## Begin Stored rows

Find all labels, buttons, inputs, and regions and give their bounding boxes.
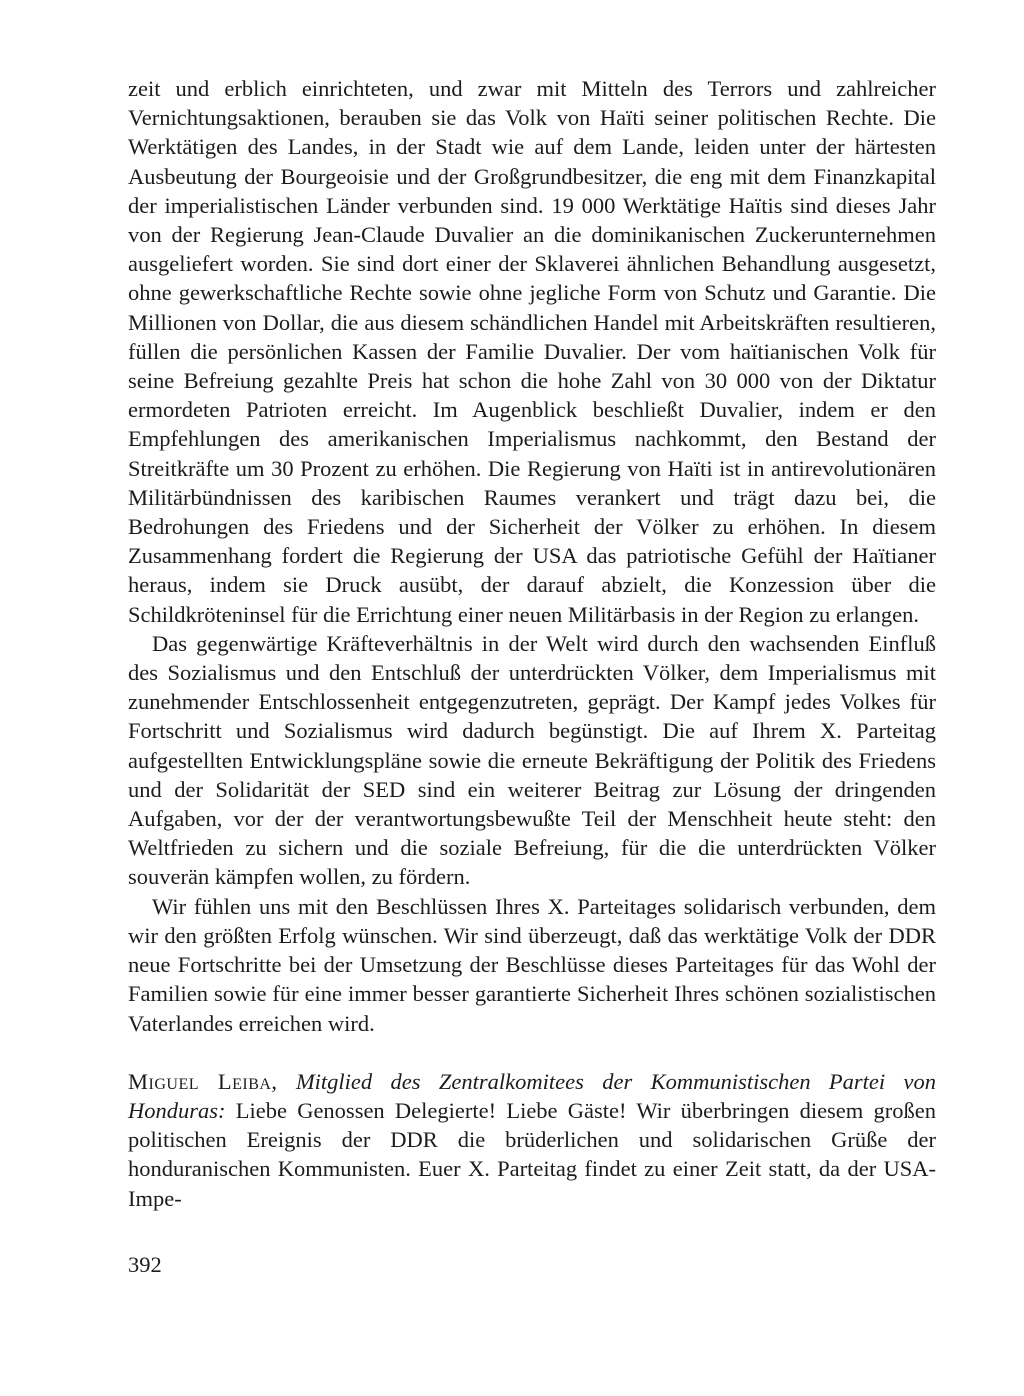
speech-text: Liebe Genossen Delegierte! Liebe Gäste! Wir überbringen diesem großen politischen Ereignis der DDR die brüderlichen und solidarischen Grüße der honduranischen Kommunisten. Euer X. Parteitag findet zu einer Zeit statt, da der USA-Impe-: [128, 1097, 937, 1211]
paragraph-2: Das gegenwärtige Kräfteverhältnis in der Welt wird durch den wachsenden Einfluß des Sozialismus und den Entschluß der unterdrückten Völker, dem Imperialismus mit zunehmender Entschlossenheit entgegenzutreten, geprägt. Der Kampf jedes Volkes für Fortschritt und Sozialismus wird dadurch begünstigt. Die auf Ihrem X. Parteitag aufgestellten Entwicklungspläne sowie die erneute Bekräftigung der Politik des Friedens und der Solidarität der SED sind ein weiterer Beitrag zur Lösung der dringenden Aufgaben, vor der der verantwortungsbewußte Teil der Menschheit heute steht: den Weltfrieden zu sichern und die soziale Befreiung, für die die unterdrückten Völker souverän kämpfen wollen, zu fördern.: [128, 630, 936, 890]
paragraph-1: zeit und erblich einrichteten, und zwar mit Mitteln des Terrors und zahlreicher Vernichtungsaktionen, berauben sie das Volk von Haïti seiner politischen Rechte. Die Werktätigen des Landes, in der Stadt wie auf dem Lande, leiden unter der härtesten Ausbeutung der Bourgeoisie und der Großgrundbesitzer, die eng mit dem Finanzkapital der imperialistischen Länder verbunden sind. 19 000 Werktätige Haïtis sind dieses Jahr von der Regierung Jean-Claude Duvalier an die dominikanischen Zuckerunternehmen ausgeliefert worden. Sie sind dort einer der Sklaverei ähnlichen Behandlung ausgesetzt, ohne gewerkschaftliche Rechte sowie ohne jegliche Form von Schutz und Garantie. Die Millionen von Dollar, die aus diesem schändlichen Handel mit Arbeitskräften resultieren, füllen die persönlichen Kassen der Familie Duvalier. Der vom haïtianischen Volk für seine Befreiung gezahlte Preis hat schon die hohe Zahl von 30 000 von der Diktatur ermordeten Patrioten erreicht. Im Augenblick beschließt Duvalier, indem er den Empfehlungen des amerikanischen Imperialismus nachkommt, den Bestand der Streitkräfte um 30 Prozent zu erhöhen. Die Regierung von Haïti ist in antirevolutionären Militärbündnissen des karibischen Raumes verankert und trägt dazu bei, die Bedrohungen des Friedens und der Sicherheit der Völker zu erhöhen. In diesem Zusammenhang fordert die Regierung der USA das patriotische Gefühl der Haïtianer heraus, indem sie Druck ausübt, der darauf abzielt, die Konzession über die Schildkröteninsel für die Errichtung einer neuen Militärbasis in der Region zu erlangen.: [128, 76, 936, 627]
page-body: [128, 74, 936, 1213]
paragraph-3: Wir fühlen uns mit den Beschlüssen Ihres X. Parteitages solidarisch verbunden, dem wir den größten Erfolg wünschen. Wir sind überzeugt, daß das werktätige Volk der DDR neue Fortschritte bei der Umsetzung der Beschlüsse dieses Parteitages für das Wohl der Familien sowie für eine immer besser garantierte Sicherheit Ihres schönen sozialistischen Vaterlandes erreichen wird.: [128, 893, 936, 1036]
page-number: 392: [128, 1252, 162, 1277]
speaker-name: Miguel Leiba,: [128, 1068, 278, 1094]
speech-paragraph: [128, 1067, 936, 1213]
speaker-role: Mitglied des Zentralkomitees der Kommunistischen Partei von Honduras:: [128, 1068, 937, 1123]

## End Stored rows

Return each line of the data above verbatim, leaving out the picture.

Find all labels, buttons, inputs, and regions and give their bounding boxes.
speech-text: Liebe Genossen Delegierte! Liebe Gäste! Wir überbringen diesem großen politischen Ereignis der DDR die brüderlichen und solidarischen Grüße der honduranischen Kommunisten. Euer X. Parteitag findet zu einer Zeit statt, da der USA-Impe-: [128, 1097, 937, 1211]
paragraph-2: Das gegenwärtige Kräfteverhältnis in der Welt wird durch den wachsenden Einfluß des Sozialismus und den Entschluß der unterdrückten Völker, dem Imperialismus mit zunehmender Entschlossenheit entgegenzutreten, geprägt. Der Kampf jedes Volkes für Fortschritt und Sozialismus wird dadurch begünstigt. Die auf Ihrem X. Parteitag aufgestellten Entwicklungspläne sowie die erneute Bekräftigung der Politik des Friedens und der Solidarität der SED sind ein weiterer Beitrag zur Lösung der dringenden Aufgaben, vor der der verantwortungsbewußte Teil der Menschheit heute steht: den Weltfrieden zu sichern und die soziale Befreiung, für die die unterdrückten Völker souverän kämpfen wollen, zu fördern.: [128, 630, 936, 890]
paragraph-1: zeit und erblich einrichteten, und zwar mit Mitteln des Terrors und zahlreicher Vernichtungsaktionen, berauben sie das Volk von Haïti seiner politischen Rechte. Die Werktätigen des Landes, in der Stadt wie auf dem Lande, leiden unter der härtesten Ausbeutung der Bourgeoisie und der Großgrundbesitzer, die eng mit dem Finanzkapital der imperialistischen Länder verbunden sind. 19 000 Werktätige Haïtis sind dieses Jahr von der Regierung Jean-Claude Duvalier an die dominikanischen Zuckerunternehmen ausgeliefert worden. Sie sind dort einer der Sklaverei ähnlichen Behandlung ausgesetzt, ohne gewerkschaftliche Rechte sowie ohne jegliche Form von Schutz und Garantie. Die Millionen von Dollar, die aus diesem schändlichen Handel mit Arbeitskräften resultieren, füllen die persönlichen Kassen der Familie Duvalier. Der vom haïtianischen Volk für seine Befreiung gezahlte Preis hat schon die hohe Zahl von 30 000 von der Diktatur ermordeten Patrioten erreicht. Im Augenblick beschließt Duvalier, indem er den Empfehlungen des amerikanischen Imperialismus nachkommt, den Bestand der Streitkräfte um 30 Prozent zu erhöhen. Die Regierung von Haïti ist in antirevolutionären Militärbündnissen des karibischen Raumes verankert und trägt dazu bei, die Bedrohungen des Friedens und der Sicherheit der Völker zu erhöhen. In diesem Zusammenhang fordert die Regierung der USA das patriotische Gefühl der Haïtianer heraus, indem sie Druck ausübt, der darauf abzielt, die Konzession über die Schildkröteninsel für die Errichtung einer neuen Militärbasis in der Region zu erlangen.: [128, 76, 936, 627]
page-body: [128, 74, 936, 1213]
paragraph-3: Wir fühlen uns mit den Beschlüssen Ihres X. Parteitages solidarisch verbunden, dem wir den größten Erfolg wünschen. Wir sind überzeugt, daß das werktätige Volk der DDR neue Fortschritte bei der Umsetzung der Beschlüsse dieses Parteitages für das Wohl der Familien sowie für eine immer besser garantierte Sicherheit Ihres schönen sozialistischen Vaterlandes erreichen wird.: [128, 893, 936, 1036]
page-number: 392: [128, 1252, 162, 1277]
speaker-name: Miguel Leiba,: [128, 1068, 278, 1094]
speech-paragraph: [128, 1067, 936, 1213]
speaker-role: Mitglied des Zentralkomitees der Kommunistischen Partei von Honduras:: [128, 1068, 937, 1123]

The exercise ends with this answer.